**TASK DIRECTIONS**
Take each line that has the word "qattiqligini" and return it.

**RECORDS FOR THIS EXERCISE**
>>

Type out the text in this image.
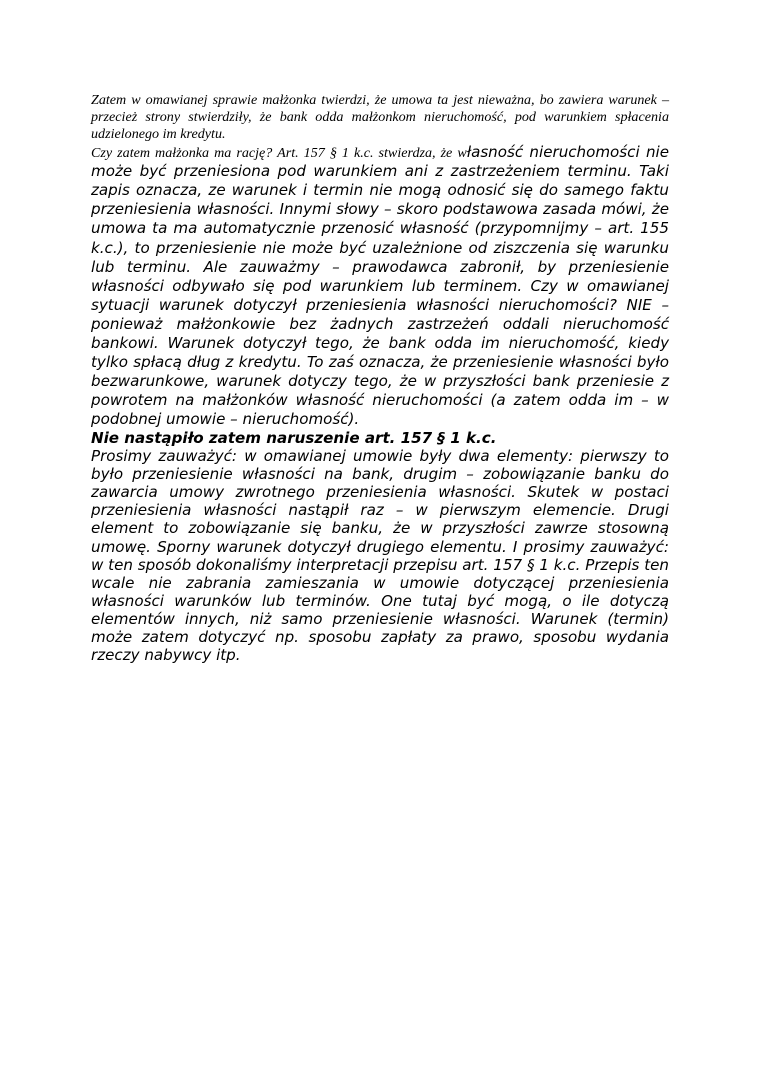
Zatem w omawianej sprawie małżonka twierdzi, że umowa ta jest nieważna, bo zawiera warunek – przecież strony stwierdziły, że bank odda małżonkom nieruchomość, pod warunkiem spłacenia udzielonego im kredytu.

Czy zatem małżonka ma rację? Art. 157 § 1 k.c. stwierdza, że własność nieruchomości nie może być przeniesiona pod warunkiem ani z zastrzeżeniem terminu. Taki zapis oznacza, ze warunek i termin nie mogą odnosić się do samego faktu przeniesienia własności. Innymi słowy – skoro podstawowa zasada mówi, że umowa ta ma automatycznie przenosić własność (przypomnijmy – art. 155 k.c.), to przeniesienie nie może być uzależnione od ziszczenia się warunku lub terminu. Ale zauważmy – prawodawca zabronił, by przeniesienie własności odbywało się pod warunkiem lub terminem. Czy w omawianej sytuacji warunek dotyczył przeniesienia własności nieruchomości? NIE – ponieważ małżonkowie bez żadnych zastrzeżeń oddali nieruchomość bankowi. Warunek dotyczył tego, że bank odda im nieruchomość, kiedy tylko spłacą dług z kredytu. To zaś oznacza, że przeniesienie własności było bezwarunkowe, warunek dotyczy tego, że w przyszłości bank przeniesie z powrotem na małżonków własność nieruchomości (a zatem odda im – w podobnej umowie – nieruchomość).

Nie nastąpiło zatem naruszenie art. 157 § 1 k.c.

Prosimy zauważyć: w omawianej umowie były dwa elementy: pierwszy to było przeniesienie własności na bank, drugim – zobowiązanie banku do zawarcia umowy zwrotnego przeniesienia własności. Skutek w postaci przeniesienia własności nastąpił raz – w pierwszym elemencie. Drugi element to zobowiązanie się banku, że w przyszłości zawrze stosowną umowę. Sporny warunek dotyczył drugiego elementu. I prosimy zauważyć: w ten sposób dokonaliśmy interpretacji przepisu art. 157 § 1 k.c. Przepis ten wcale nie zabrania zamieszania w umowie dotyczącej przeniesienia własności warunków lub terminów. One tutaj być mogą, o ile dotyczą elementów innych, niż samo przeniesienie własności. Warunek (termin) może zatem dotyczyć np. sposobu zapłaty za prawo, sposobu wydania rzeczy nabywcy itp.
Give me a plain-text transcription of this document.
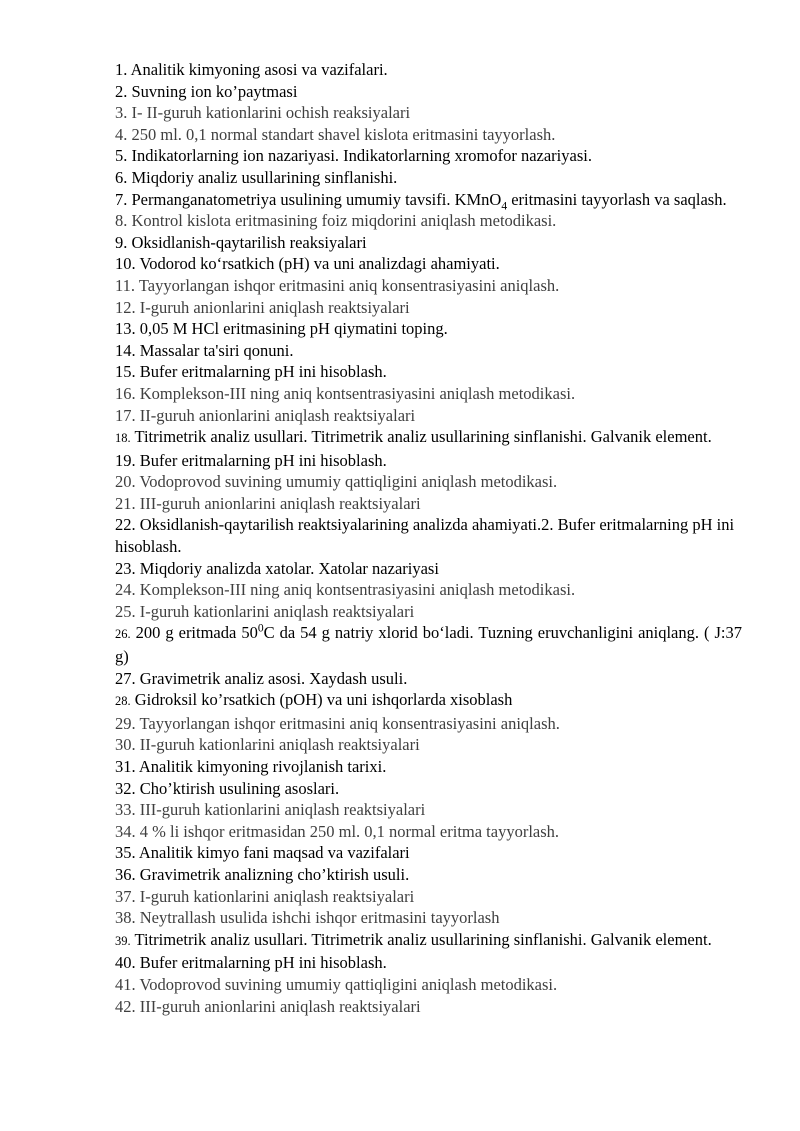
1. Analitik kimyoning asosi va vazifalari.

2. Suvning ion ko’paytmasi

3. I- II-guruh kationlarini ochish reaksiyalari

4. 250 ml. 0,1 normal standart shavel kislota eritmasini tayyorlash.

5. Indikatorlarning ion nazariyasi. Indikatorlarning xromofor nazariyasi.

6. Miqdoriy analiz usullarining sinflanishi.

7. Permanganatometriya usulining umumiy tavsifi. KMnO$_4$ eritmasini tayyorlash va saqlash.

8. Kontrol kislota eritmasining foiz miqdorini aniqlash metodikasi.

9. Oksidlanish-qaytarilish reaksiyalari

10. Vodorod ko‘rsatkich (pH) va uni analizdagi ahamiyati.

11. Tayyorlangan ishqor eritmasini aniq konsentrasiyasini aniqlash.

12. I-guruh anionlarini aniqlash reaktsiyalari

13. 0,05 M HCl eritmasining pH qiymatini toping.

14. Massalar ta'siri qonuni.

15. Bufer eritmalarning pH ini hisoblash.

16. Komplekson-III ning aniq kontsentrasiyasini aniqlash metodikasi.

17. II-guruh anionlarini aniqlash reaktsiyalari

18. Titrimetrik analiz usullari. Titrimetrik analiz usullarining sinflanishi. Galvanik element.

19. Bufer eritmalarning pH ini hisoblash.

20. Vodoprovod suvining umumiy qattiqligini aniqlash metodikasi.

21. III-guruh anionlarini aniqlash reaktsiyalari

22. Oksidlanish-qaytarilish reaktsiyalarining analizda ahamiyati.2. Bufer eritmalarning pH ini hisoblash.

23. Miqdoriy analizda xatolar. Xatolar nazariyasi

24. Komplekson-III ning aniq kontsentrasiyasini aniqlash metodikasi.

25. I-guruh kationlarini aniqlash reaktsiyalari

26. 200 g eritmada $50^0C$ da 54 g natriy xlorid bo‘ladi. Tuzning eruvchanligini aniqlang. ( J:37 g)

27. Gravimetrik analiz asosi. Xaydash usuli.

28. Gidroksil ko’rsatkich (pOH) va uni ishqorlarda xisoblash

29. Tayyorlangan ishqor eritmasini aniq konsentrasiyasini aniqlash.

30. II-guruh kationlarini aniqlash reaktsiyalari

31. Analitik kimyoning rivojlanish tarixi.

32. Cho’ktirish usulining asoslari.

33. III-guruh kationlarini aniqlash reaktsiyalari

34. 4 % li ishqor eritmasidan 250 ml. 0,1 normal eritma tayyorlash.

35. Analitik kimyo fani maqsad va vazifalari

36. Gravimetrik analizning cho’ktirish usuli.

37. I-guruh kationlarini aniqlash reaktsiyalari

38. Neytrallash usulida ishchi ishqor eritmasini tayyorlash

39. Titrimetrik analiz usullari. Titrimetrik analiz usullarining sinflanishi. Galvanik element.

40. Bufer eritmalarning pH ini hisoblash.

41. Vodoprovod suvining umumiy qattiqligini aniqlash metodikasi.

42. III-guruh anionlarini aniqlash reaktsiyalari
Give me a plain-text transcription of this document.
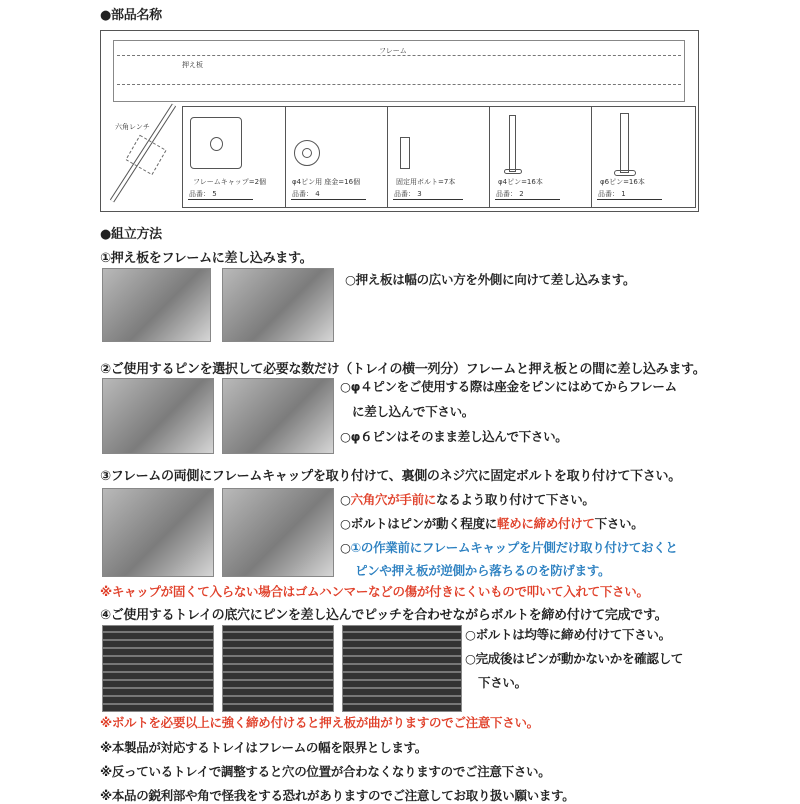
●部品名称
フレーム
押え板
六角レンチ
フレームキャップ=2個
品番： 5
φ4ピン用 座金=16個
品番： 4
固定用ボルト=7本
品番： 3
φ4ピン=16本
品番： 2
φ6ピン=16本
品番： 1
●組立方法
①押え板をフレームに差し込みます。
○押え板は幅の広い方を外側に向けて差し込みます。
②ご使用するピンを選択して必要な数だけ（トレイの横一列分）フレームと押え板との間に差し込みます。
○φ４ピンをご使用する際は座金をピンにはめてからフレーム
に差し込んで下さい。
○φ６ピンはそのまま差し込んで下さい。
③フレームの両側にフレームキャップを取り付けて、裏側のネジ穴に固定ボルトを取り付けて下さい。
○六角穴が手前になるよう取り付けて下さい。
○ボルトはピンが動く程度に軽めに締め付けて下さい。
○①の作業前にフレームキャップを片側だけ取り付けておくと
ピンや押え板が逆側から落ちるのを防げます。
※キャップが固くて入らない場合はゴムハンマーなどの傷が付きにくいもので叩いて入れて下さい。
④ご使用するトレイの底穴にピンを差し込んでピッチを合わせながらボルトを締め付けて完成です。
○ボルトは均等に締め付けて下さい。
○完成後はピンが動かないかを確認して
下さい。
※ボルトを必要以上に強く締め付けると押え板が曲がりますのでご注意下さい。
※本製品が対応するトレイはフレームの幅を限界とします。
※反っているトレイで調整すると穴の位置が合わなくなりますのでご注意下さい。
※本品の鋭利部や角で怪我をする恐れがありますのでご注意してお取り扱い願います。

<<

**FINISHED EXERCISE**
20. Vodoprovod suvining umumiy qattiqligini aniqlash metodikasi.
41. Vodoprovod suvining umumiy qattiqligini aniqlash metodikasi.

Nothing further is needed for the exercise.